─── DATA SECTION ───

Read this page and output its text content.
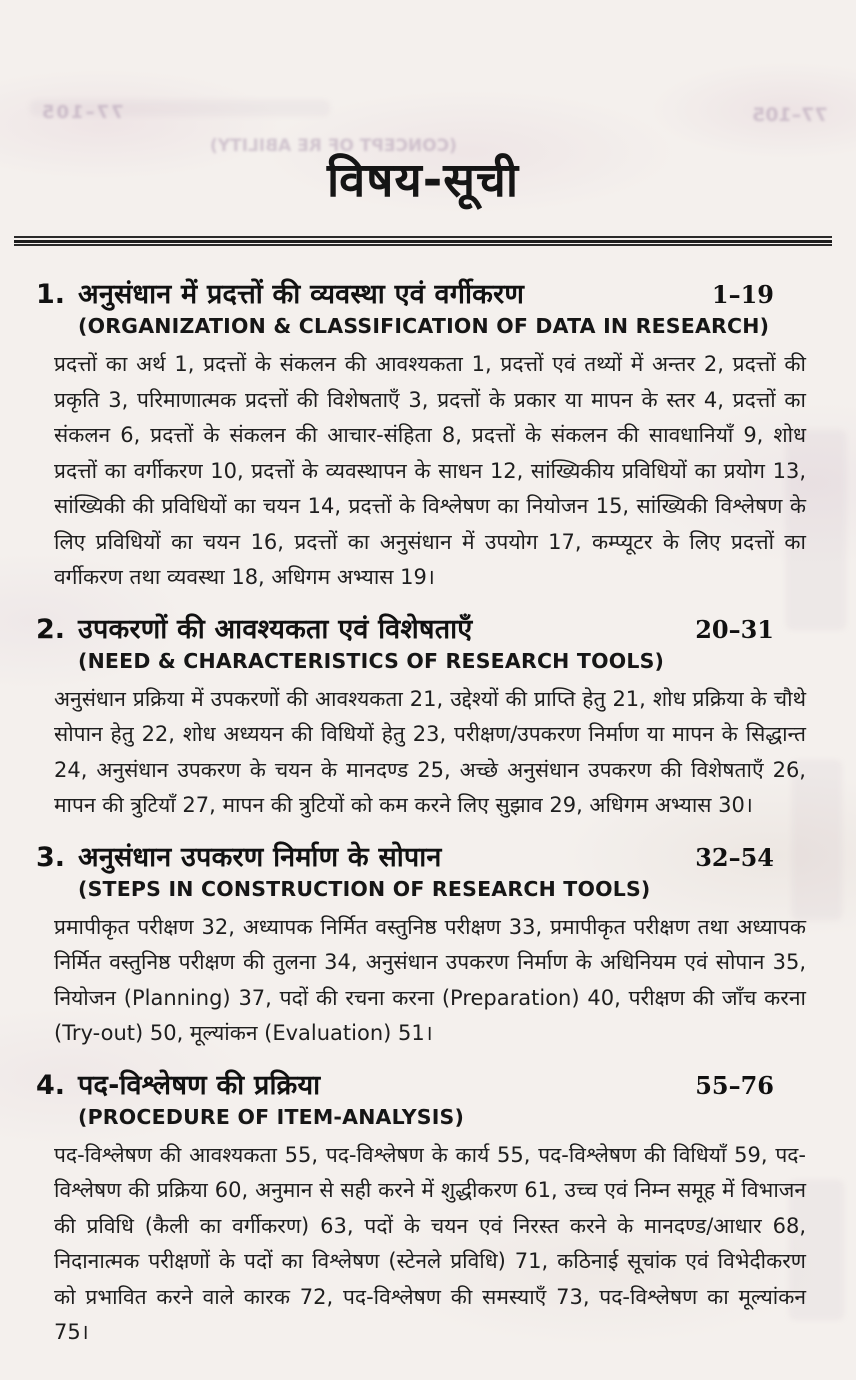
77–105
77–105
(CONCEPT OF RE ABILITY)
विषय-सूची
1. अनुसंधान में प्रदत्तों की व्यवस्था एवं वर्गीकरण	1–19
(ORGANIZATION & CLASSIFICATION OF DATA IN RESEARCH)
प्रदत्तों का अर्थ 1, प्रदत्तों के संकलन की आवश्यकता 1, प्रदत्तों एवं तथ्यों में अन्तर 2, प्रदत्तों की प्रकृति 3, परिमाणात्मक प्रदत्तों की विशेषताएँ 3, प्रदत्तों के प्रकार या मापन के स्तर 4, प्रदत्तों का संकलन 6, प्रदत्तों के संकलन की आचार-संहिता 8, प्रदत्तों के संकलन की सावधानियाँ 9, शोध प्रदत्तों का वर्गीकरण 10, प्रदत्तों के व्यवस्थापन के साधन 12, सांख्यिकीय प्रविधियों का प्रयोग 13, सांख्यिकी की प्रविधियों का चयन 14, प्रदत्तों के विश्लेषण का नियोजन 15, सांख्यिकी विश्लेषण के लिए प्रविधियों का चयन 16, प्रदत्तों का अनुसंधान में उपयोग 17, कम्प्यूटर के लिए प्रदत्तों का वर्गीकरण तथा व्यवस्था 18, अधिगम अभ्यास 19।
2. उपकरणों की आवश्यकता एवं विशेषताएँ	20–31
(NEED & CHARACTERISTICS OF RESEARCH TOOLS)
अनुसंधान प्रक्रिया में उपकरणों की आवश्यकता 21, उद्देश्यों की प्राप्ति हेतु 21, शोध प्रक्रिया के चौथे सोपान हेतु 22, शोध अध्ययन की विधियों हेतु 23, परीक्षण/उपकरण निर्माण या मापन के सिद्धान्त 24, अनुसंधान उपकरण के चयन के मानदण्ड 25, अच्छे अनुसंधान उपकरण की विशेषताएँ 26, मापन की त्रुटियाँ 27, मापन की त्रुटियों को कम करने लिए सुझाव 29, अधिगम अभ्यास 30।
3. अनुसंधान उपकरण निर्माण के सोपान	32–54
(STEPS IN CONSTRUCTION OF RESEARCH TOOLS)
प्रमापीकृत परीक्षण 32, अध्यापक निर्मित वस्तुनिष्ठ परीक्षण 33, प्रमापीकृत परीक्षण तथा अध्यापक निर्मित वस्तुनिष्ठ परीक्षण की तुलना 34, अनुसंधान उपकरण निर्माण के अधिनियम एवं सोपान 35, नियोजन (Planning) 37, पदों की रचना करना (Preparation) 40, परीक्षण की जाँच करना (Try-out) 50, मूल्यांकन (Evaluation) 51।
4. पद-विश्लेषण की प्रक्रिया	55–76
(PROCEDURE OF ITEM-ANALYSIS)
पद-विश्लेषण की आवश्यकता 55, पद-विश्लेषण के कार्य 55, पद-विश्लेषण की विधियाँ 59, पद-विश्लेषण की प्रक्रिया 60, अनुमान से सही करने में शुद्धीकरण 61, उच्च एवं निम्न समूह में विभाजन की प्रविधि (कैली का वर्गीकरण) 63, पदों के चयन एवं निरस्त करने के मानदण्ड/आधार 68, निदानात्मक परीक्षणों के पदों का विश्लेषण (स्टेनले प्रविधि) 71, कठिनाई सूचांक एवं विभेदीकरण को प्रभावित करने वाले कारक 72, पद-विश्लेषण की समस्याएँ 73, पद-विश्लेषण का मूल्यांकन 75।
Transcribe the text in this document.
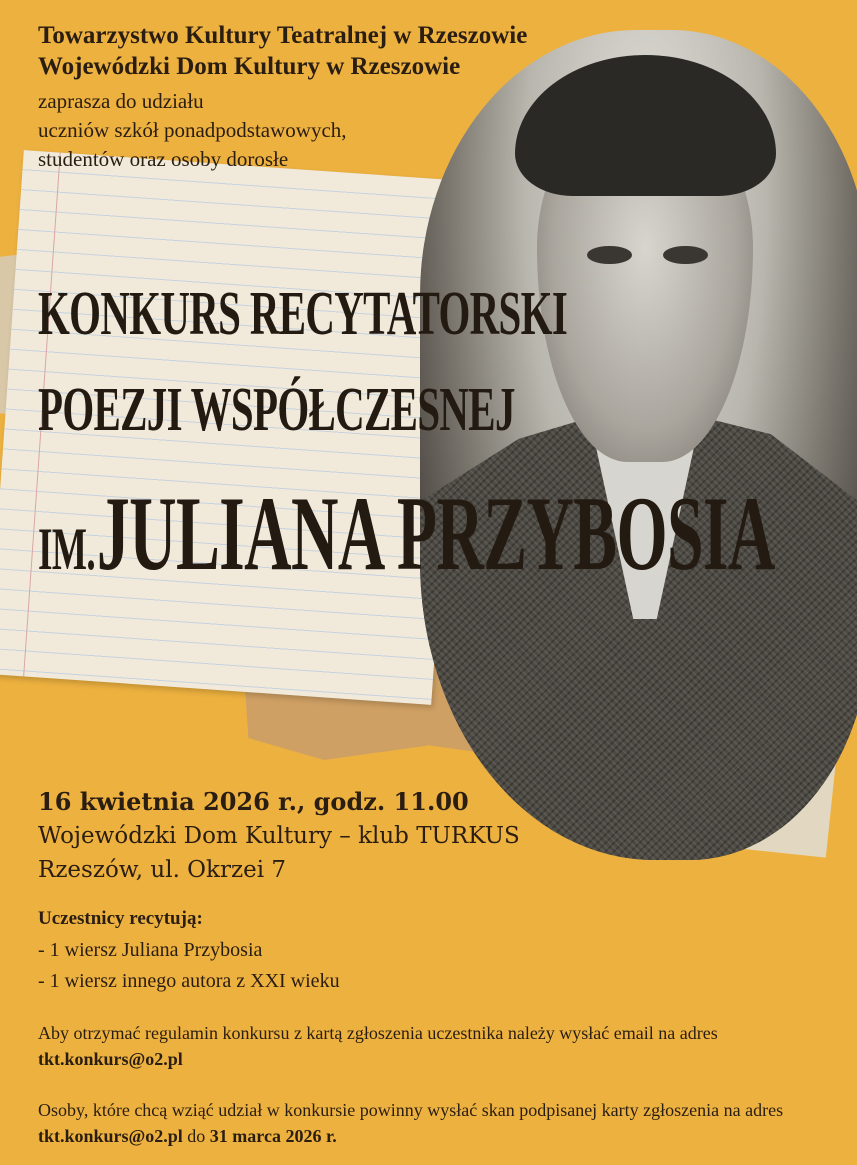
Towarzystwo Kultury Teatralnej w Rzeszowie
Wojewódzki Dom Kultury w Rzeszowie
zaprasza do udziału
uczniów szkół ponadpodstawowych,
studentów oraz osoby dorosłe
KONKURS RECYTATORSKI
POEZJI WSPÓŁCZESNEJ
IM. JULIANA PRZYBOSIA
16 kwietnia 2026 r., godz. 11.00
Wojewódzki Dom Kultury – klub TURKUS
Rzeszów, ul. Okrzei 7
Uczestnicy recytują:
- 1 wiersz Juliana Przybosia
- 1 wiersz innego autora z XXI wieku
Aby otrzymać regulamin konkursu z kartą zgłoszenia uczestnika należy wysłać email na adres tkt.konkurs@o2.pl
Osoby, które chcą wziąć udział w konkursie powinny wysłać skan podpisanej karty zgłoszenia na adres tkt.konkurs@o2.pl do 31 marca 2026 r.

───

● GOAL
Report how many lines in the records hold the word "Wojewódzki", giving the number and nothing else.

● EXERCISE OUTPUT
2